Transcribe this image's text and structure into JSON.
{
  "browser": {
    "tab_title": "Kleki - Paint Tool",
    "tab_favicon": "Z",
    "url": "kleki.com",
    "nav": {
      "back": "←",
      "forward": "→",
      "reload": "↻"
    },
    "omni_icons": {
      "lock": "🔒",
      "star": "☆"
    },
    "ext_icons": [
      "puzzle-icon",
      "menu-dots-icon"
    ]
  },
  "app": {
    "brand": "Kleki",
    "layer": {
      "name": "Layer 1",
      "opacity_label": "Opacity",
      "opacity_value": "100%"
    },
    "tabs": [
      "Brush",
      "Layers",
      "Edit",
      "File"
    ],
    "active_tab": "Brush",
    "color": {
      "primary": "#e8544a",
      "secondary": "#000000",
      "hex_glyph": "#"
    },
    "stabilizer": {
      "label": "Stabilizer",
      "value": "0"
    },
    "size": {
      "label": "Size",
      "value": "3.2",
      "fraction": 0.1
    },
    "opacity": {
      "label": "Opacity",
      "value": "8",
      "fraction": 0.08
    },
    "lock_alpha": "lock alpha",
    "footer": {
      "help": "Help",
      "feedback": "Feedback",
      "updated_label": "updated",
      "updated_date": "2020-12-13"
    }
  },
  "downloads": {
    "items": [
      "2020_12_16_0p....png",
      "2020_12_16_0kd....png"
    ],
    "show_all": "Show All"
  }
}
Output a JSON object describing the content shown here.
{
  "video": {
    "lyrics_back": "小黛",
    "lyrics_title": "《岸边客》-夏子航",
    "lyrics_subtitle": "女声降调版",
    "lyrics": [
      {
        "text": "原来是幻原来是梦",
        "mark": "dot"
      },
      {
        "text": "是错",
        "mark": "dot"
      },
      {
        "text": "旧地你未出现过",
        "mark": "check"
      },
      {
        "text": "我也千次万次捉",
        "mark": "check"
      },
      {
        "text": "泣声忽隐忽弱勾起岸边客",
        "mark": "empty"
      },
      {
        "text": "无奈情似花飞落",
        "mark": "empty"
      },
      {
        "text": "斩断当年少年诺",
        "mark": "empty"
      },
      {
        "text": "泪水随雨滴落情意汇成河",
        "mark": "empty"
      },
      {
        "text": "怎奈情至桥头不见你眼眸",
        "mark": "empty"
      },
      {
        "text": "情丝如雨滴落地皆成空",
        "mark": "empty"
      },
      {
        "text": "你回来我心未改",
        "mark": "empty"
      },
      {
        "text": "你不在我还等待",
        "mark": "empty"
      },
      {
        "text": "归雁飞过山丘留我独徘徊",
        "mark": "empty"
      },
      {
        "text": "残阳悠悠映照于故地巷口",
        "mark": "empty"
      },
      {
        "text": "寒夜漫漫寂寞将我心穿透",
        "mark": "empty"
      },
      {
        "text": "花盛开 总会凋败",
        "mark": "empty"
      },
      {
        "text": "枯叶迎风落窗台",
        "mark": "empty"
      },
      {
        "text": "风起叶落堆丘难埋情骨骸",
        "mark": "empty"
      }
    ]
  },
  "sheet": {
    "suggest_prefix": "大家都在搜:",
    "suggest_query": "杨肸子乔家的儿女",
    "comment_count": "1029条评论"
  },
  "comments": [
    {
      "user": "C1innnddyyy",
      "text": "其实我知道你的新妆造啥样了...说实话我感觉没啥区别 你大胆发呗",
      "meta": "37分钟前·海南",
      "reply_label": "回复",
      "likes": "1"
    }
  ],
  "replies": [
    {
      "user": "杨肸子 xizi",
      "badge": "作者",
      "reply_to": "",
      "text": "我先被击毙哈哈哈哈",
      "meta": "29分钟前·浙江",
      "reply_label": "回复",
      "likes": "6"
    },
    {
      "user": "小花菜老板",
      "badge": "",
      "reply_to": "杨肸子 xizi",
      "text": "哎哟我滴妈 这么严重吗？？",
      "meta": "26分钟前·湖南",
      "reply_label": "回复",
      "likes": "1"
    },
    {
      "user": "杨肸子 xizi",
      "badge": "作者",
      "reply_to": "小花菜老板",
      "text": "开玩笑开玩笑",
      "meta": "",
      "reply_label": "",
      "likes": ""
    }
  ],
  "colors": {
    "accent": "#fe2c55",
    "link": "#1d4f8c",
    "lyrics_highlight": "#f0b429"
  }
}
________________________________________
> Do this: Write out every line exactly as it stands.

> Output of the exercise:
Transcribe this image's text and structure into JSON.
{
  "browser": {
    "tab_title": "Kleki - Paint Tool",
    "tab_favicon": "Z",
    "url": "kleki.com",
    "nav": {
      "back": "←",
      "forward": "→",
      "reload": "↻"
    },
    "omni_icons": {
      "lock": "🔒",
      "star": "☆"
    },
    "ext_icons": [
      "puzzle-icon",
      "menu-dots-icon"
    ]
  },
  "app": {
    "brand": "Kleki",
    "layer": {
      "name": "Layer 1",
      "opacity_label": "Opacity",
      "opacity_value": "100%"
    },
    "tabs": [
      "Brush",
      "Layers",
      "Edit",
      "File"
    ],
    "active_tab": "Brush",
    "color": {
      "primary": "#e8544a",
      "secondary": "#000000",
      "hex_glyph": "#"
    },
    "stabilizer": {
      "label": "Stabilizer",
      "value": "0"
    },
    "size": {
      "label": "Size",
      "value": "3.2",
      "fraction": 0.1
    },
    "opacity": {
      "label": "Opacity",
      "value": "8",
      "fraction": 0.08
    },
    "lock_alpha": "lock alpha",
    "footer": {
      "help": "Help",
      "feedback": "Feedback",
      "updated_label": "updated",
      "updated_date": "2020-12-13"
    }
  },
  "downloads": {
    "items": [
      "2020_12_16_0p....png",
      "2020_12_16_0kd....png"
    ],
    "show_all": "Show All"
  }
}
Output a JSON object describing the content shown here.
{
  "video": {
    "lyrics_back": "小黛",
    "lyrics_title": "《岸边客》-夏子航",
    "lyrics_subtitle": "女声降调版",
    "lyrics": [
      {
        "text": "原来是幻原来是梦",
        "mark": "dot"
      },
      {
        "text": "是错",
        "mark": "dot"
      },
      {
        "text": "旧地你未出现过",
        "mark": "check"
      },
      {
        "text": "我也千次万次捉",
        "mark": "check"
      },
      {
        "text": "泣声忽隐忽弱勾起岸边客",
        "mark": "empty"
      },
      {
        "text": "无奈情似花飞落",
        "mark": "empty"
      },
      {
        "text": "斩断当年少年诺",
        "mark": "empty"
      },
      {
        "text": "泪水随雨滴落情意汇成河",
        "mark": "empty"
      },
      {
        "text": "怎奈情至桥头不见你眼眸",
        "mark": "empty"
      },
      {
        "text": "情丝如雨滴落地皆成空",
        "mark": "empty"
      },
      {
        "text": "你回来我心未改",
        "mark": "empty"
      },
      {
        "text": "你不在我还等待",
        "mark": "empty"
      },
      {
        "text": "归雁飞过山丘留我独徘徊",
        "mark": "empty"
      },
      {
        "text": "残阳悠悠映照于故地巷口",
        "mark": "empty"
      },
      {
        "text": "寒夜漫漫寂寞将我心穿透",
        "mark": "empty"
      },
      {
        "text": "花盛开 总会凋败",
        "mark": "empty"
      },
      {
        "text": "枯叶迎风落窗台",
        "mark": "empty"
      },
      {
        "text": "风起叶落堆丘难埋情骨骸",
        "mark": "empty"
      }
    ]
  },
  "sheet": {
    "suggest_prefix": "大家都在搜:",
    "suggest_query": "杨肸子乔家的儿女",
    "comment_count": "1029条评论"
  },
  "comments": [
    {
      "user": "C1innnddyyy",
      "text": "其实我知道你的新妆造啥样了...说实话我感觉没啥区别 你大胆发呗",
      "meta": "37分钟前·海南",
      "reply_label": "回复",
      "likes": "1"
    }
  ],
  "replies": [
    {
      "user": "杨肸子 xizi",
      "badge": "作者",
      "reply_to": "",
      "text": "我先被击毙哈哈哈哈",
      "meta": "29分钟前·浙江",
      "reply_label": "回复",
      "likes": "6"
    },
    {
      "user": "小花菜老板",
      "badge": "",
      "reply_to": "杨肸子 xizi",
      "text": "哎哟我滴妈 这么严重吗？？",
      "meta": "26分钟前·湖南",
      "reply_label": "回复",
      "likes": "1"
    },
    {
      "user": "杨肸子 xizi",
      "badge": "作者",
      "reply_to": "小花菜老板",
      "text": "开玩笑开玩笑",
      "meta": "",
      "reply_label": "",
      "likes": ""
    }
  ],
  "colors": {
    "accent": "#fe2c55",
    "link": "#1d4f8c",
    "lyrics_highlight": "#f0b429"
  }
}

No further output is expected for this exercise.